**What is asked**
Go through the listing beneath this task and return every line that carries the string "marker".

**Given data**
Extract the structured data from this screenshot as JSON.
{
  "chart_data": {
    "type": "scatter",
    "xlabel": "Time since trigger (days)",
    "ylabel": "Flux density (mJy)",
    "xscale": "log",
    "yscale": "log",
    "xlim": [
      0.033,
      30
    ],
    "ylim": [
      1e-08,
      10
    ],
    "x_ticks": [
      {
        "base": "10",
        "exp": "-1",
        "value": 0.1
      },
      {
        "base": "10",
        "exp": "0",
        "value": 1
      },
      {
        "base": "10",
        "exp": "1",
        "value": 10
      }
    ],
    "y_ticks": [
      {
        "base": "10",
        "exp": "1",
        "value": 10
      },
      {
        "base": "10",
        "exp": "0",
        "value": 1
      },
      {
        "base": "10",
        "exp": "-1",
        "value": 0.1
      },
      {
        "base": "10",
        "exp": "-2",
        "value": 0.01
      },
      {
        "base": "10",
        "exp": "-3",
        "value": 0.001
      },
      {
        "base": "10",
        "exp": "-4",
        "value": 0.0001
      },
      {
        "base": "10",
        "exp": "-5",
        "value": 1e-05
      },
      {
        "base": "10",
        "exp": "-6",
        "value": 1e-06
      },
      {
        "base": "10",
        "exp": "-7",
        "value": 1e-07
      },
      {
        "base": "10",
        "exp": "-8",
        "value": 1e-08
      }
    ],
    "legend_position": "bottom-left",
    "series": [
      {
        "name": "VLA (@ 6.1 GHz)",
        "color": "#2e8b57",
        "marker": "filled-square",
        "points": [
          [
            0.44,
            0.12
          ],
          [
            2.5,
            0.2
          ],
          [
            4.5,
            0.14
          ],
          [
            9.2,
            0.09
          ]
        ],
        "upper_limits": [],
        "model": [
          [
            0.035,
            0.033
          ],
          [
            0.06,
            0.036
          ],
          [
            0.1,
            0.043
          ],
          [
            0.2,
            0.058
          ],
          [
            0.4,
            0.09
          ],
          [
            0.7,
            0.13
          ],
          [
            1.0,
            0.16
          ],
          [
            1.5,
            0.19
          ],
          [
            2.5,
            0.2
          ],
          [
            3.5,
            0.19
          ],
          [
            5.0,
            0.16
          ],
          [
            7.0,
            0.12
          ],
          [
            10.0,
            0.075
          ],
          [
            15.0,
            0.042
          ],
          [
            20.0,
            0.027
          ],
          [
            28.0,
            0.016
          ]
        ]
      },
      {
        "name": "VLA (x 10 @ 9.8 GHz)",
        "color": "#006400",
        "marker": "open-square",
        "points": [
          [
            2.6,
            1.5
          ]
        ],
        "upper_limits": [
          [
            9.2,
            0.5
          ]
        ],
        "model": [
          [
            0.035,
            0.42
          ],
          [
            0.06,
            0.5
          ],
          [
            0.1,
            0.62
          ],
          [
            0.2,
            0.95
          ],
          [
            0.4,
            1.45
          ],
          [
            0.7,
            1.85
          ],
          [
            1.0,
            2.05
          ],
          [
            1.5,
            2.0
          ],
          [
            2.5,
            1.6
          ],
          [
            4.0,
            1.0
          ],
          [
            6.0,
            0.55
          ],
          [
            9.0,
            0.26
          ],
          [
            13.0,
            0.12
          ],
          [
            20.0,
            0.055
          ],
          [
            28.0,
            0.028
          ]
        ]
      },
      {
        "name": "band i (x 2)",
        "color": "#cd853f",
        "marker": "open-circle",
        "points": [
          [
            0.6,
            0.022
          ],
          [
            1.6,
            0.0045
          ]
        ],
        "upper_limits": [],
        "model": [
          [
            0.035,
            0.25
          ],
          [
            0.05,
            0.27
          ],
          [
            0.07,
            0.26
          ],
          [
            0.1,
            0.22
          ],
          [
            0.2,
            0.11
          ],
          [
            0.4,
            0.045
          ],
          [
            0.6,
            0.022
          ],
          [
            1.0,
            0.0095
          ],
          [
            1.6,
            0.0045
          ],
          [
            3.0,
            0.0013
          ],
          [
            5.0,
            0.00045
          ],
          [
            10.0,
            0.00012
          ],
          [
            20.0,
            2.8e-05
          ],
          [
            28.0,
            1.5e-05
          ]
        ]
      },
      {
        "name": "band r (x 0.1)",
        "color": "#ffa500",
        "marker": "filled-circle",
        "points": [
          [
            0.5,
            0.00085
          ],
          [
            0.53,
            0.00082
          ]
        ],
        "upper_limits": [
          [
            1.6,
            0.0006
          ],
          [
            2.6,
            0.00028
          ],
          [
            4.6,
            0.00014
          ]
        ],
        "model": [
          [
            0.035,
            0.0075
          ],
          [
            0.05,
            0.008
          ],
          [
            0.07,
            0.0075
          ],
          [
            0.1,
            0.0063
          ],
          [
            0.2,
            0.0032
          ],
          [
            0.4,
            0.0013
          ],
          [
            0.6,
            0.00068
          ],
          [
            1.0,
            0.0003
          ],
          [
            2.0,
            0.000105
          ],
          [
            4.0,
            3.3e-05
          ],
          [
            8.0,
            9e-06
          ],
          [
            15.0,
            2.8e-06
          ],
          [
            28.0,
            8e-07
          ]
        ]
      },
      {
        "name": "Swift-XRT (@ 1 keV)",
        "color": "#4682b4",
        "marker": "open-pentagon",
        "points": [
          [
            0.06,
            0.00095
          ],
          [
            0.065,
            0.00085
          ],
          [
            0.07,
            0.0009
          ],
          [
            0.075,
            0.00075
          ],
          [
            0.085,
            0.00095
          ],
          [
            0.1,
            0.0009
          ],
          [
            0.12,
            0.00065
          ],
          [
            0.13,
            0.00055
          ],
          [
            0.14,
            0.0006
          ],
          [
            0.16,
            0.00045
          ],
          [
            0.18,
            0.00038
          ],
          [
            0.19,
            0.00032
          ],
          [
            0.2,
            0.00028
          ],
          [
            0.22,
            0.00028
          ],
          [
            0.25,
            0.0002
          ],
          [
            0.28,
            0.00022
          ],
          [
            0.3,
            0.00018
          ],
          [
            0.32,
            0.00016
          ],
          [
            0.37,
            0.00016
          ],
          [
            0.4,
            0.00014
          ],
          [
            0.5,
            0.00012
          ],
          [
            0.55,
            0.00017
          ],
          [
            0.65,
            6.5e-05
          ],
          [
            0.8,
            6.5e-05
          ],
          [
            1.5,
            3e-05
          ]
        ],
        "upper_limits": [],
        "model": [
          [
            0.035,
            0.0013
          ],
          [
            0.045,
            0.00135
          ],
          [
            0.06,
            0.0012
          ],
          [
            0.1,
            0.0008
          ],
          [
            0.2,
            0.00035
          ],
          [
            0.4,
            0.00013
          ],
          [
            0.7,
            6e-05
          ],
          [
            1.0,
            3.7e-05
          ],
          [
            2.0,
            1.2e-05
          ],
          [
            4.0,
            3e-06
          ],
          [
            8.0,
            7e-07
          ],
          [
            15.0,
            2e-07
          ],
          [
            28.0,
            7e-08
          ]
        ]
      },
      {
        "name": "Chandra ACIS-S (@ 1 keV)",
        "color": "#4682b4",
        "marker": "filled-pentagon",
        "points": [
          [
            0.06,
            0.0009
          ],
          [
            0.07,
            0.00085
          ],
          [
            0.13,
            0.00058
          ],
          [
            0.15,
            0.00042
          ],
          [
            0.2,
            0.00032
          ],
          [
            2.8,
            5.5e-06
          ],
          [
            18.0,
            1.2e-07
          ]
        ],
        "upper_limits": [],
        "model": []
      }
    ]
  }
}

**The response**
        "marker": "filled-square",
        "marker": "open-square",
        "marker": "open-circle",
        "marker": "filled-circle",
        "marker": "open-pentagon",
        "marker": "filled-pentagon",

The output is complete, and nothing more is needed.